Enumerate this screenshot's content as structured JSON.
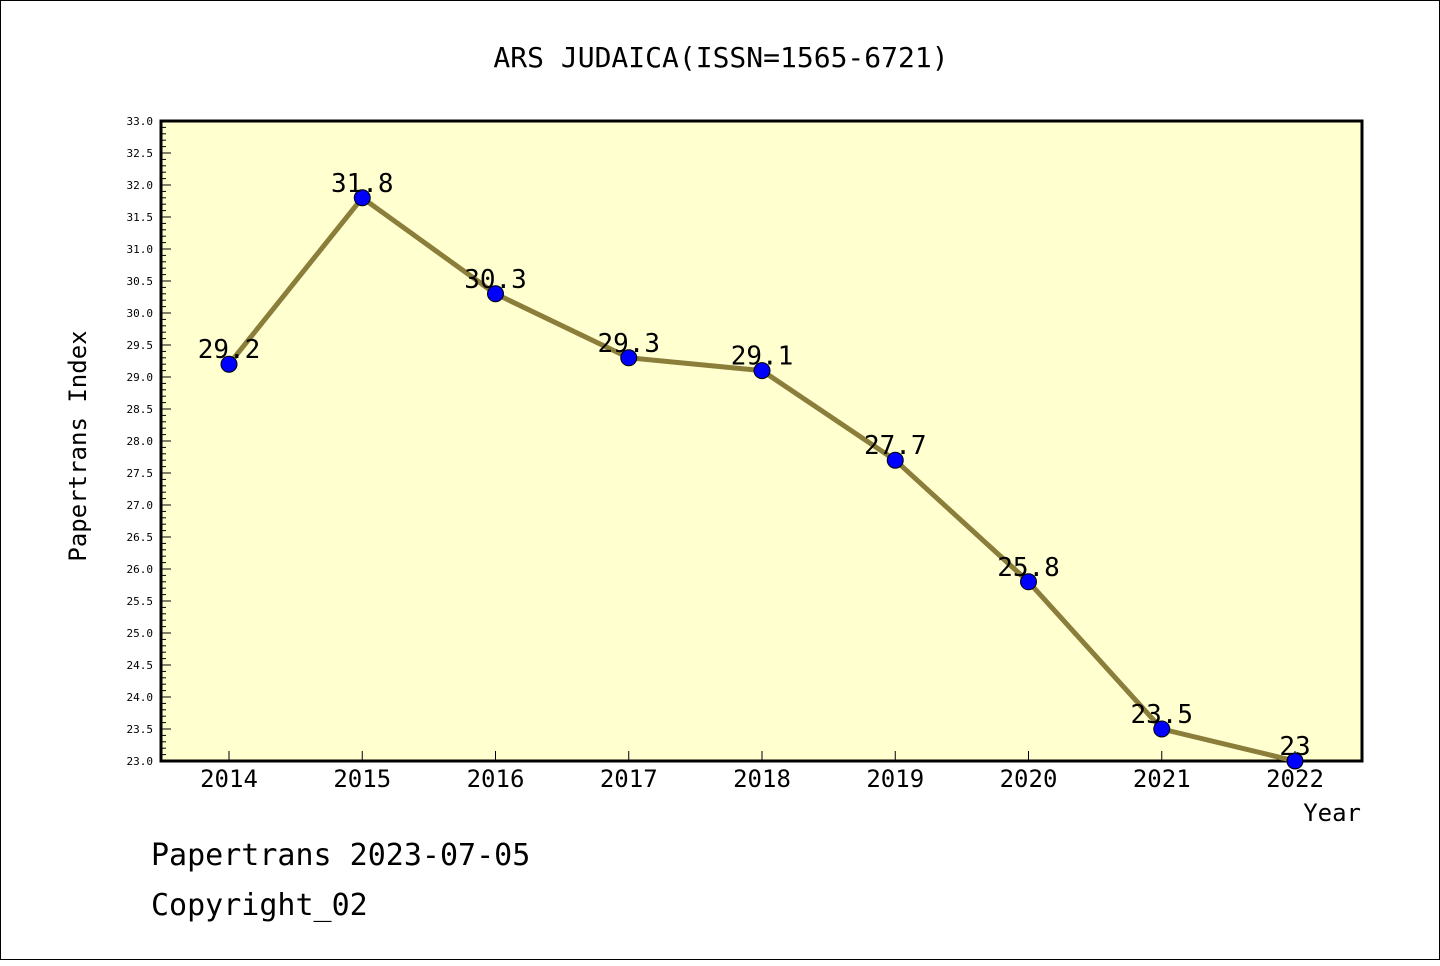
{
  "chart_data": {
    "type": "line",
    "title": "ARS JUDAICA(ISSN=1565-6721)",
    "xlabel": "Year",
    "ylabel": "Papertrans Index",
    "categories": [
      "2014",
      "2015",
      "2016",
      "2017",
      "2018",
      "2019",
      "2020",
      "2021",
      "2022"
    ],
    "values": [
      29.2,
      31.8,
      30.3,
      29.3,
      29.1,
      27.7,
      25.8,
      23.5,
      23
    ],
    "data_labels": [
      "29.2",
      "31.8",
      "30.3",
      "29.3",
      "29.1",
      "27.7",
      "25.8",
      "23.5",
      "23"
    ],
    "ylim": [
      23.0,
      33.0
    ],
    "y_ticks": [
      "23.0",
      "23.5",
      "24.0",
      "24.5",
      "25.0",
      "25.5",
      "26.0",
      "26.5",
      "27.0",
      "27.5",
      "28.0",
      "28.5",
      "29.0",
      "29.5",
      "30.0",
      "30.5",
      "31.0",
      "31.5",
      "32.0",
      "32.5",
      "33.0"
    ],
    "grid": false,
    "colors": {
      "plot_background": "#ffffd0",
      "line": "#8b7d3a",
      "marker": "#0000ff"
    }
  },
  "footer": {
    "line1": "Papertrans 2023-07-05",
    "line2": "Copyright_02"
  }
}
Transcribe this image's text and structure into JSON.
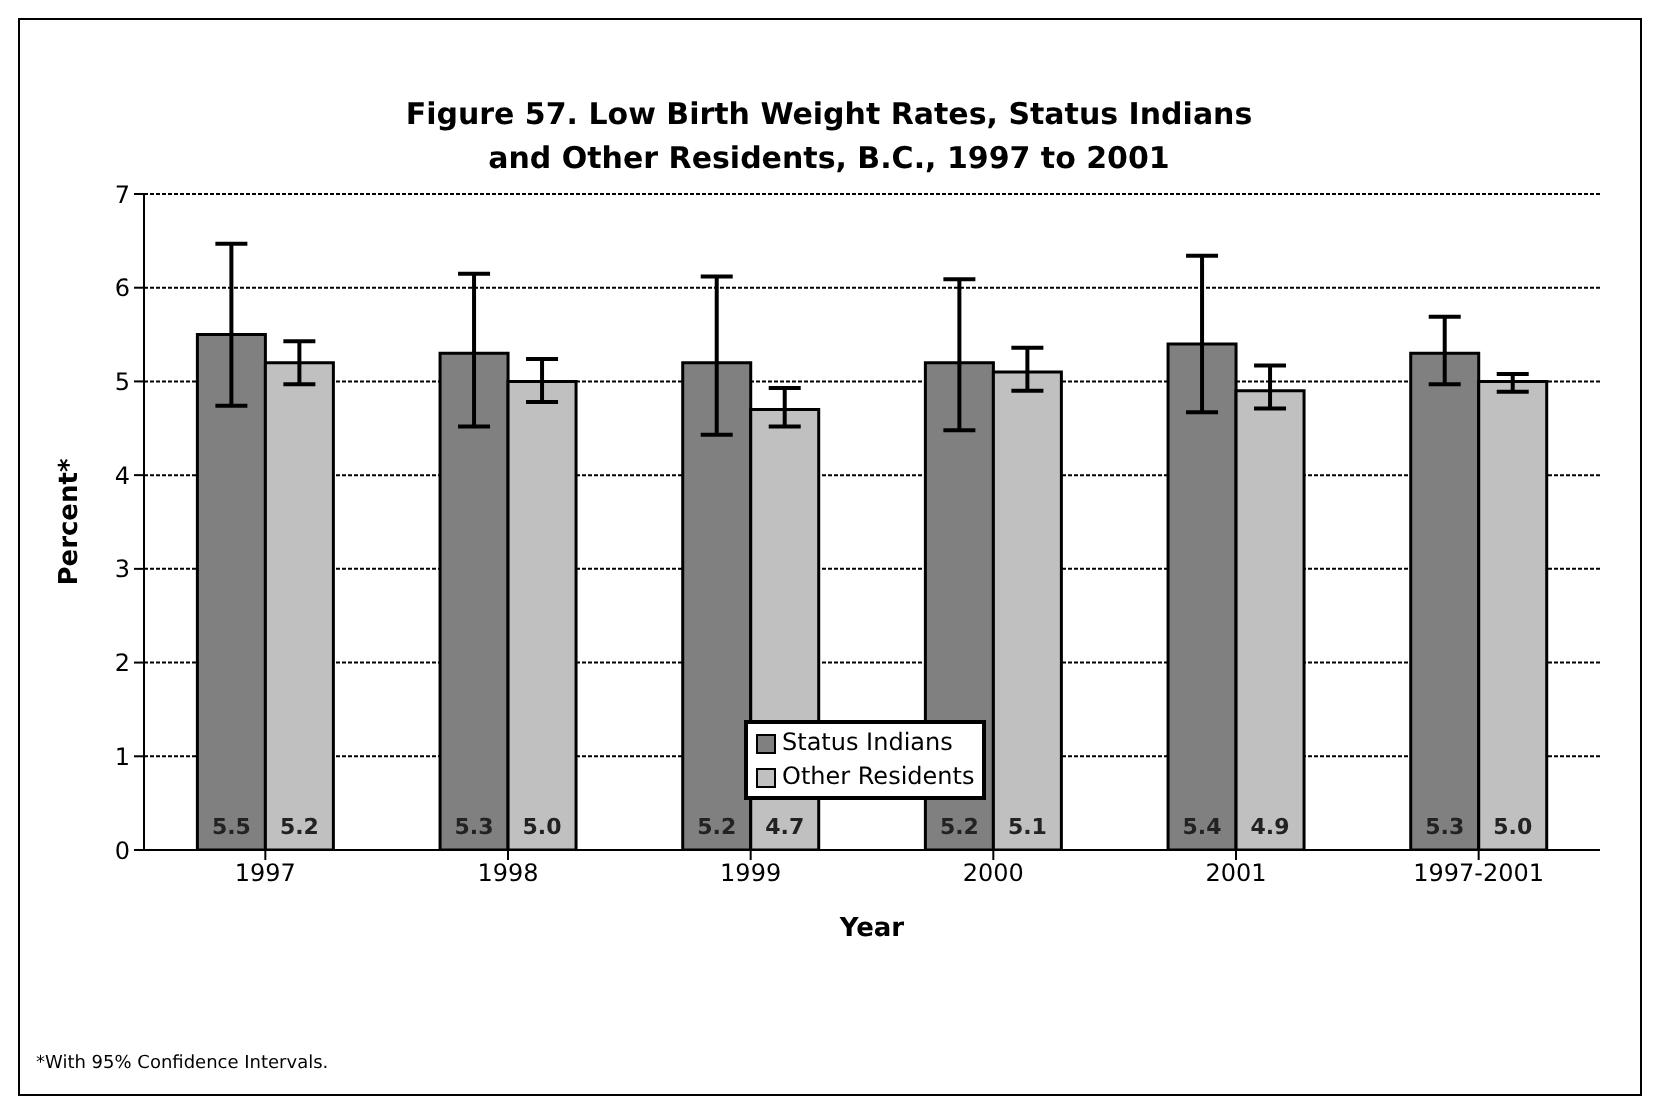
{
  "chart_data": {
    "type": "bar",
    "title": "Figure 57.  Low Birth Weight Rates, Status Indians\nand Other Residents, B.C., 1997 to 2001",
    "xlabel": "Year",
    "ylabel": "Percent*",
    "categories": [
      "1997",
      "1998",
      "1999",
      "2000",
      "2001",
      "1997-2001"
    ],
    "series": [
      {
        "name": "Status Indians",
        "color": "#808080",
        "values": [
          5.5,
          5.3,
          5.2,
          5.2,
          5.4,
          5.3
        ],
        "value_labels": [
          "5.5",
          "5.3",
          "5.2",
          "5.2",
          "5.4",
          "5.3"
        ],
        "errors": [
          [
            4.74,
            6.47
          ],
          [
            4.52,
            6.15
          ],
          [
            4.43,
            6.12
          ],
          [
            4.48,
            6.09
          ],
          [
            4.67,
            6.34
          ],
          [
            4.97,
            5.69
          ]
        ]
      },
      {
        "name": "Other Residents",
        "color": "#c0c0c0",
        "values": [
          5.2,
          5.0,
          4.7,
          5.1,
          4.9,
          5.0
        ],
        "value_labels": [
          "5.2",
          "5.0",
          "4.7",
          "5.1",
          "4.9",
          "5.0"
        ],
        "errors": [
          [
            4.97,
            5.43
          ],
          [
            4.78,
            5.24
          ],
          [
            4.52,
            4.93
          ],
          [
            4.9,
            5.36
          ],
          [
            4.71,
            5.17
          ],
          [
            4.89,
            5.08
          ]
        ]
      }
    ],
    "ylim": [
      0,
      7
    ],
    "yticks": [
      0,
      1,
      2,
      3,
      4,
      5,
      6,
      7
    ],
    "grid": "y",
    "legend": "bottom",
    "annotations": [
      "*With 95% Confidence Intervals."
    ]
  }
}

→ **Task to complete**
Gather up every line in the data above that contains the word "Residents", copying each one.

→ **Finished exercise**
    "title": "Figure 57.  Low Birth Weight Rates, Status Indians\nand Other Residents, B.C., 1997 to 2001",
        "name": "Other Residents",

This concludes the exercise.